### Given request
How many lines in the items below contain the string "legend"? Reply with the number alone.

### Records shown

________________________

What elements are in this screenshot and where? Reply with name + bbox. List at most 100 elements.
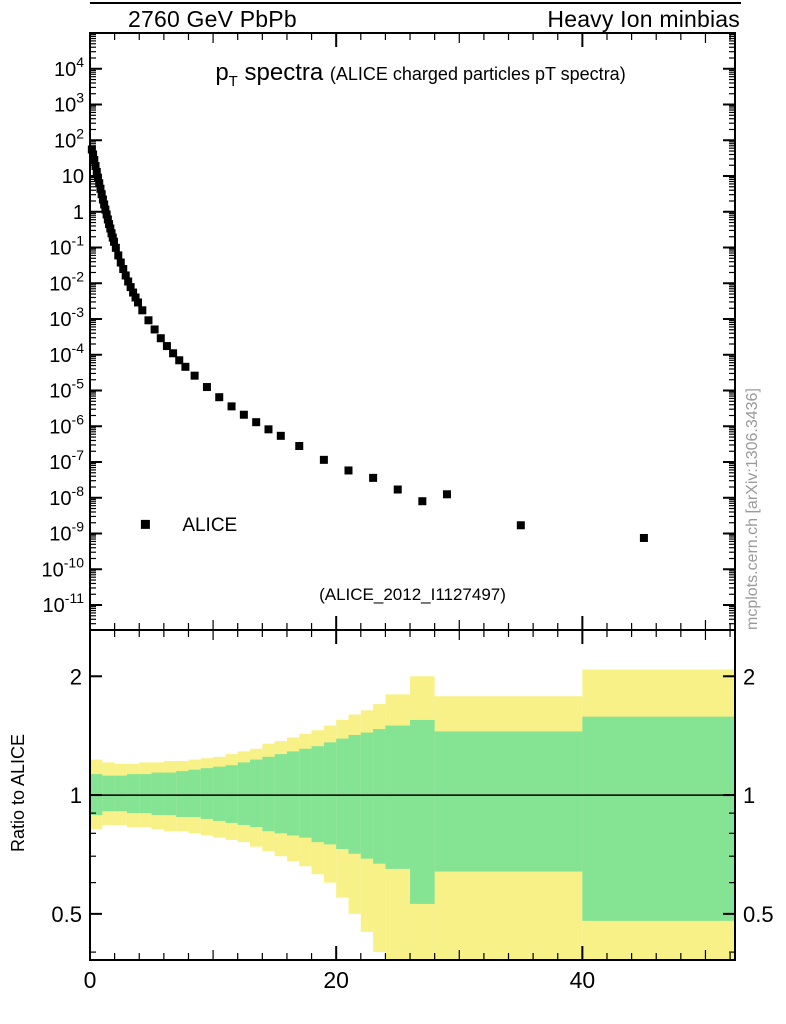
statistical-uncertainty-band-bin: [323, 742, 337, 845]
top-panel-frame: [89, 32, 736, 631]
data-point: [252, 418, 261, 427]
y-tick-label: 10-7: [49, 447, 84, 474]
data-point: [418, 497, 427, 506]
data-point: [239, 410, 248, 419]
legend-label: ALICE: [182, 515, 237, 536]
data-point: [156, 334, 165, 343]
data-point: [119, 265, 128, 274]
data-point: [124, 277, 133, 286]
spectrum-points: [87, 145, 648, 542]
data-point: [100, 200, 109, 209]
legend-marker: [140, 519, 150, 529]
y-tick-label: 10-3: [49, 304, 84, 331]
data-point: [202, 383, 211, 392]
statistical-uncertainty-band-bin: [434, 731, 583, 872]
data-point: [106, 224, 115, 233]
statistical-uncertainty-band-bin: [102, 775, 115, 812]
data-point: [264, 425, 273, 434]
y-tick-label: 104: [54, 54, 84, 81]
statistical-uncertainty-band-bin: [139, 774, 152, 814]
data-point: [162, 342, 171, 351]
data-point: [96, 184, 105, 193]
y-tick-label: 10-5: [49, 376, 84, 403]
data-point: [516, 521, 525, 530]
statistical-uncertainty-band-bin: [385, 725, 411, 869]
ratio-tick-label-left: 0.5: [51, 902, 82, 927]
y-tick-label: 10-9: [49, 519, 84, 546]
statistical-uncertainty-band-bin: [237, 762, 251, 825]
statistical-uncertainty-band-bin: [163, 772, 177, 816]
y-tick-label: 10: [62, 166, 84, 188]
data-point: [91, 162, 100, 171]
ratio-tick-label-right: 2: [743, 664, 755, 689]
statistical-uncertainty-band-bin: [373, 729, 386, 864]
data-point: [97, 190, 106, 199]
plot-title: pT spectra (ALICE charged particles pT s…: [215, 59, 625, 90]
y-tick-label: 10-10: [42, 554, 85, 581]
data-point: [92, 167, 101, 176]
data-point: [369, 473, 378, 482]
data-point: [215, 393, 224, 402]
data-point: [98, 195, 107, 204]
data-point: [129, 288, 138, 297]
statistical-uncertainty-band-bin: [410, 719, 435, 904]
ratio-tick-label-left: 1: [70, 783, 82, 808]
data-point: [227, 402, 236, 411]
statistical-uncertainty-band-bin: [262, 756, 275, 832]
y-tick-label: 10-2: [49, 268, 84, 295]
statistical-uncertainty-band-bin: [200, 768, 214, 819]
statistical-uncertainty-band-bin: [126, 774, 140, 814]
y-tick-label: 10-4: [49, 340, 84, 367]
data-point: [114, 251, 123, 260]
data-point: [103, 215, 112, 224]
data-point: [126, 283, 135, 292]
statistical-uncertainty-band-bin: [225, 765, 238, 823]
data-point: [131, 293, 140, 302]
data-point: [134, 298, 143, 307]
data-point: [95, 179, 104, 188]
y-tick-label: 103: [54, 90, 84, 117]
data-point: [190, 371, 199, 380]
data-point: [101, 205, 110, 214]
data-point: [169, 349, 178, 358]
data-point: [393, 485, 402, 494]
x-tick-label: 20: [323, 967, 349, 993]
data-point: [442, 490, 451, 499]
y-tick-label: 1: [73, 202, 84, 224]
data-point: [295, 442, 304, 451]
data-point: [94, 173, 103, 182]
data-point: [144, 316, 153, 325]
data-point: [639, 533, 648, 542]
data-point: [89, 150, 98, 159]
data-point: [111, 243, 120, 252]
statistical-uncertainty-band-bin: [114, 775, 127, 812]
ratio-tick-label-left: 2: [70, 664, 82, 689]
statistical-uncertainty-band-bin: [299, 748, 312, 838]
statistical-uncertainty-band-bin: [336, 738, 349, 850]
data-point: [121, 271, 130, 280]
statistical-uncertainty-band-bin: [151, 772, 164, 816]
y-tick-label: 10-1: [49, 233, 84, 260]
header-beam-label: 2760 GeV PbPb: [128, 6, 297, 32]
data-point: [110, 237, 119, 246]
analysis-tag: (ALICE_2012_I1127497): [319, 585, 506, 604]
data-point: [175, 356, 184, 365]
header-process-label: Heavy Ion minbias: [547, 6, 740, 32]
statistical-uncertainty-band-bin: [582, 716, 735, 921]
data-point: [150, 325, 159, 334]
ratio-tick-label-right: 0.5: [743, 902, 774, 927]
data-point: [108, 233, 117, 242]
data-point: [107, 229, 116, 238]
x-tick-label: 0: [84, 967, 97, 993]
data-point: [319, 455, 328, 464]
data-point: [181, 362, 190, 371]
statistical-uncertainty-band-bin: [274, 754, 287, 834]
data-point: [102, 210, 111, 219]
ratio-bands: [90, 669, 735, 960]
y-tick-label: 10-6: [49, 411, 84, 438]
data-point: [87, 145, 96, 154]
x-tick-label: 40: [570, 967, 596, 993]
data-point: [105, 220, 114, 229]
y-tick-label: 10-11: [43, 590, 85, 617]
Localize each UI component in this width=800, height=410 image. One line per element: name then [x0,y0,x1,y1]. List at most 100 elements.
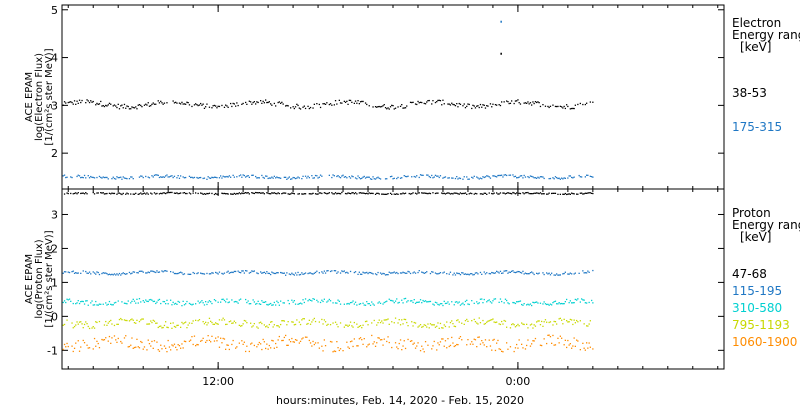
electron-point-175-315 [418,176,420,179]
proton-point-310-580 [115,301,117,304]
electron-point-175-315 [336,175,338,178]
electron-point-38-53 [467,103,469,105]
electron-legend: Electron Energy ranges [keV] [732,16,800,54]
proton-point-47-68 [268,193,270,195]
electron-point-38-53 [393,108,395,110]
proton-point-47-68 [486,193,488,195]
electron-point-175-315 [364,177,367,179]
proton-point-1060-1900 [411,340,413,342]
electron-point-38-53 [364,102,367,104]
electron-point-175-315 [251,174,253,176]
proton-point-115-195 [222,273,224,275]
proton-point-310-580 [582,299,584,301]
proton-point-115-195 [242,270,244,272]
electron-point-175-315 [236,176,238,178]
proton-point-795-1193 [203,323,206,325]
electron-point-38-53 [146,104,148,106]
proton-point-47-68 [334,192,337,194]
proton-point-1060-1900 [569,343,571,345]
proton-point-795-1193 [206,324,208,326]
proton-point-1060-1900 [183,340,186,342]
electron-point-38-53 [135,106,137,108]
proton-point-47-68 [160,192,162,194]
proton-point-1060-1900 [378,337,380,339]
proton-point-115-195 [452,274,454,276]
proton-point-795-1193 [311,321,313,323]
electron-point-175-315 [572,177,574,179]
electron-point-175-315 [538,177,540,179]
electron-point-38-53 [506,100,508,102]
electron-point-38-53 [163,102,166,104]
electron-point-175-315 [252,174,254,176]
proton-point-1060-1900 [192,343,194,346]
proton-point-47-68 [536,192,538,194]
proton-point-115-195 [210,273,212,275]
proton-point-115-195 [564,271,566,273]
proton-point-1060-1900 [471,341,473,343]
proton-point-310-580 [367,303,369,305]
electron-point-38-53 [70,101,72,103]
proton-point-47-68 [190,193,192,195]
proton-point-115-195 [161,270,163,272]
electron-point-38-53 [537,101,539,103]
proton-point-795-1193 [140,319,142,321]
proton-point-115-195 [108,273,111,275]
electron-point-175-315 [561,177,563,179]
proton-point-1060-1900 [77,340,79,342]
proton-point-310-580 [562,303,564,305]
proton-point-795-1193 [486,321,488,323]
proton-point-115-195 [71,271,73,273]
proton-point-310-580 [157,299,159,301]
proton-legend-title-1: Proton [732,206,771,220]
proton-point-115-195 [260,271,262,273]
proton-point-115-195 [115,274,117,276]
proton-point-115-195 [288,273,290,275]
proton-y-tick-label: 2 [51,242,58,255]
proton-point-310-580 [591,299,593,302]
proton-point-47-68 [202,193,204,195]
electron-point-175-315 [200,176,202,179]
proton-point-795-1193 [383,319,385,321]
electron-point-38-53 [421,101,423,104]
proton-point-47-68 [492,193,494,195]
proton-point-795-1193 [241,325,243,327]
proton-point-47-68 [496,192,498,194]
electron-point-38-53 [464,107,467,109]
proton-point-795-1193 [80,321,82,323]
proton-point-795-1193 [539,324,542,326]
proton-point-115-195 [132,271,134,273]
proton-point-115-195 [563,272,565,275]
proton-point-47-68 [108,192,111,194]
proton-point-115-195 [508,271,510,273]
proton-point-1060-1900 [299,340,302,342]
electron-point-175-315 [81,176,83,178]
proton-point-1060-1900 [298,342,300,344]
proton-point-1060-1900 [362,343,364,345]
electron-point-38-53 [514,100,517,102]
proton-point-47-68 [516,192,518,194]
proton-point-310-580 [95,300,97,303]
proton-point-310-580 [356,304,358,306]
proton-point-47-68 [421,192,423,194]
proton-point-47-68 [454,192,457,194]
proton-point-310-580 [353,303,355,305]
electron-point-175-315 [496,176,498,178]
proton-point-310-580 [571,302,573,304]
proton-point-310-580 [90,302,92,304]
proton-point-795-1193 [281,320,283,322]
electron-point-175-315 [245,176,247,178]
proton-point-1060-1900 [120,340,122,343]
proton-point-310-580 [468,303,470,306]
proton-point-310-580 [253,301,255,303]
proton-point-1060-1900 [394,342,397,344]
proton-point-310-580 [255,303,257,305]
proton-point-47-68 [103,193,106,195]
proton-point-795-1193 [479,322,482,324]
proton-point-1060-1900 [329,340,332,343]
proton-point-795-1193 [367,324,369,326]
proton-point-1060-1900 [311,345,313,347]
proton-point-115-195 [246,270,248,272]
proton-point-115-195 [483,271,485,273]
electron-point-38-53 [418,102,420,104]
electron-point-175-315 [196,176,198,179]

________________________

### Output of the exercise
4